Select all lines with the string "diagram" in them, and copy those lines.

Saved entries
________________

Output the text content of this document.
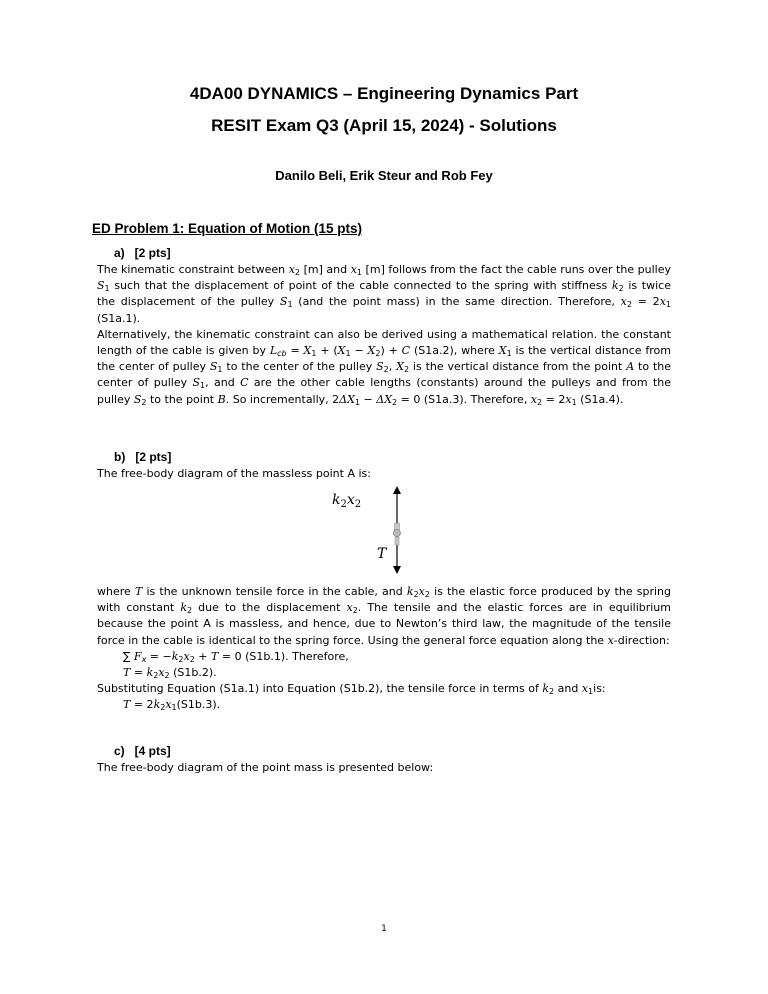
4DA00 DYNAMICS – Engineering Dynamics Part
RESIT Exam Q3 (April 15, 2024) - Solutions
Danilo Beli, Erik Steur and Rob Fey
ED Problem 1: Equation of Motion (15 pts)
a) [2 pts]

The kinematic constraint between $x_2$ [m] and $x_1$ [m] follows from the fact the cable runs over the pulley $S_1$ such that the displacement of point of the cable connected to the spring with stiffness $k_2$ is twice the displacement of the pulley $S_1$ (and the point mass) in the same direction. Therefore, $x_2 = 2x_1$ (S1a.1).

Alternatively, the kinematic constraint can also be derived using a mathematical relation. the constant length of the cable is given by $L_{cb} = X_1 + (X_1 - X_2) + C$ (S1a.2), where $X_1$ is the vertical distance from the center of pulley $S_1$ to the center of the pulley $S_2$, $X_2$ is the vertical distance from the point A to the center of pulley $S_1$, and C are the other cable lengths (constants) around the pulleys and from the pulley $S_2$ to the point B. So incrementally, $2\Delta X_1 - \Delta X_2 = 0$ (S1a.3). Therefore, $x_2 = 2x_1$ (S1a.4).

b) [2 pts]
The free-body diagram of the massless point A is:
$k_2x_2$
T

where T is the unknown tensile force in the cable, and $k_2x_2$ is the elastic force produced by the spring with constant $k_2$ due to the displacement $x_2$. The tensile and the elastic forces are in equilibrium because the point A is massless, and hence, due to Newton’s third law, the magnitude of the tensile force in the cable is identical to the spring force. Using the general force equation along the x-direction:

∑ $F_x = -k_2x_2 + T = 0$ (S1b.1). Therefore,

$T = k_2x_2$ (S1b.2).

Substituting Equation (S1a.1) into Equation (S1b.2), the tensile force in terms of $k_2$ and $x_1is$:

$T = 2k_2x_1(S1b.3)$.

c) [4 pts]
The free-body diagram of the point mass is presented below:
1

________________

> Response:
The free-body diagram of the massless point A is:
The free-body diagram of the point mass is presented below:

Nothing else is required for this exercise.